◆ GOAL OF THE EXERCISE
Copy out the entries in full and with complete accuracy; pictures are excluded.

◆ GIVEN DATA
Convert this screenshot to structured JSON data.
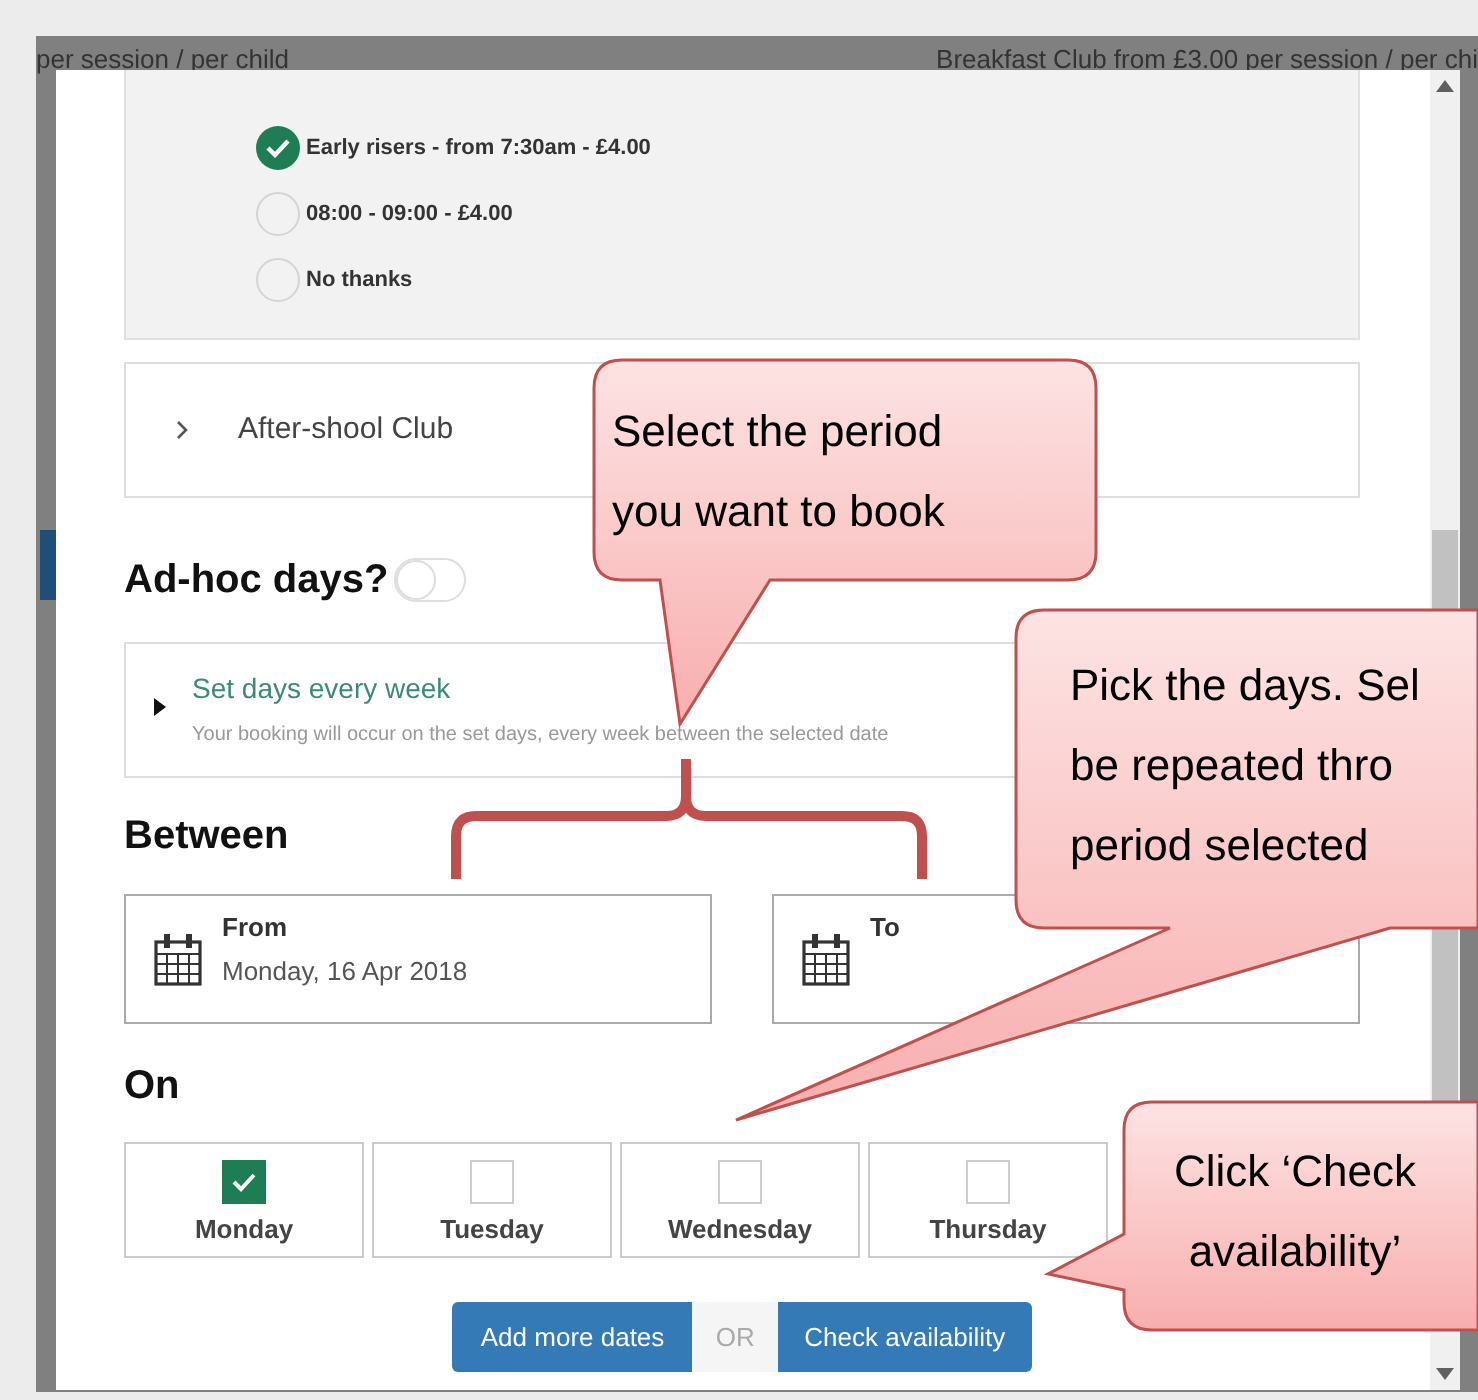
{
  "background": {
    "texts": [
      "per session / per child",
      "Breakfast Club from £3.00 per session / per chi"
    ]
  },
  "modal": {
    "options": [
      {
        "label": "Early risers - from 7:30am - £4.00",
        "selected": true
      },
      {
        "label": "08:00 - 09:00 - £4.00",
        "selected": false
      },
      {
        "label": "No thanks",
        "selected": false
      }
    ],
    "club": {
      "label": "After-shool Club",
      "expanded": false
    },
    "adhoc": {
      "label": "Ad-hoc days?",
      "on": false
    },
    "set_days": {
      "title": "Set days every week",
      "description": "Your booking will occur on the set days, every week between the selected date",
      "expanded": false
    },
    "between": {
      "heading": "Between",
      "from": {
        "label": "From",
        "value": "Monday, 16 Apr 2018"
      },
      "to": {
        "label": "To"
      }
    },
    "on": {
      "heading": "On",
      "days": [
        {
          "label": "Monday",
          "checked": true
        },
        {
          "label": "Tuesday",
          "checked": false
        },
        {
          "label": "Wednesday",
          "checked": false
        },
        {
          "label": "Thursday",
          "checked": false
        }
      ]
    },
    "buttons": {
      "add": "Add more dates",
      "or": "OR",
      "check": "Check availability"
    }
  },
  "callouts": [
    {
      "lines": [
        "Select the period",
        "you want to book"
      ]
    },
    {
      "lines": [
        "Pick the days. Sel",
        "be repeated thro",
        "period selected"
      ]
    },
    {
      "lines": [
        "Click ‘Check",
        "availability’"
      ]
    }
  ]
}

◆ WORKED ANSWER
Convert this screenshot to structured JSON data.
{
  "background": {
    "texts": [
      "per session / per child",
      "Breakfast Club from £3.00 per session / per chi"
    ]
  },
  "modal": {
    "options": [
      {
        "label": "Early risers - from 7:30am - £4.00",
        "selected": true
      },
      {
        "label": "08:00 - 09:00 - £4.00",
        "selected": false
      },
      {
        "label": "No thanks",
        "selected": false
      }
    ],
    "club": {
      "label": "After-shool Club",
      "expanded": false
    },
    "adhoc": {
      "label": "Ad-hoc days?",
      "on": false
    },
    "set_days": {
      "title": "Set days every week",
      "description": "Your booking will occur on the set days, every week between the selected date",
      "expanded": false
    },
    "between": {
      "heading": "Between",
      "from": {
        "label": "From",
        "value": "Monday, 16 Apr 2018"
      },
      "to": {
        "label": "To"
      }
    },
    "on": {
      "heading": "On",
      "days": [
        {
          "label": "Monday",
          "checked": true
        },
        {
          "label": "Tuesday",
          "checked": false
        },
        {
          "label": "Wednesday",
          "checked": false
        },
        {
          "label": "Thursday",
          "checked": false
        }
      ]
    },
    "buttons": {
      "add": "Add more dates",
      "or": "OR",
      "check": "Check availability"
    }
  },
  "callouts": [
    {
      "lines": [
        "Select the period",
        "you want to book"
      ]
    },
    {
      "lines": [
        "Pick the days. Sel",
        "be repeated thro",
        "period selected"
      ]
    },
    {
      "lines": [
        "Click ‘Check",
        "availability’"
      ]
    }
  ]
}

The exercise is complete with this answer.